_Stated exercise_. Return the material exactly as supplied, apart from the pictures, which are omitted.

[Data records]
▶

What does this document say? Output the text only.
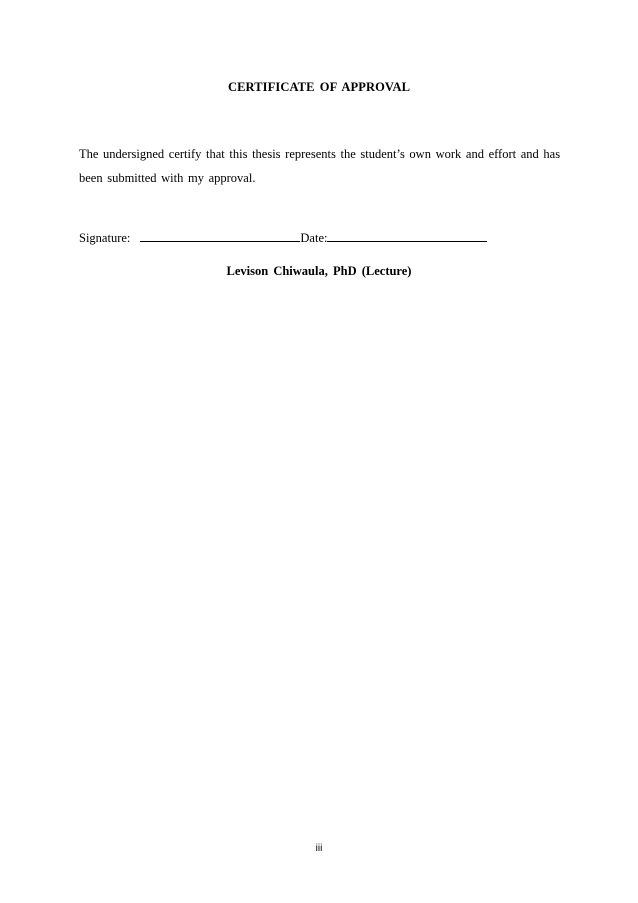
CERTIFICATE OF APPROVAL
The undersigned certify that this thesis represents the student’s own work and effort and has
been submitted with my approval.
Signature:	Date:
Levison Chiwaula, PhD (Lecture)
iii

◀

_Exercise solution_.
What does this document say? Output the text only.
CERTIFICATE OF APPROVAL
The undersigned certify that this thesis represents the student’s own work and effort and has
been submitted with my approval.
Signature:	Date:
Levison Chiwaula, PhD (Lecture)
iii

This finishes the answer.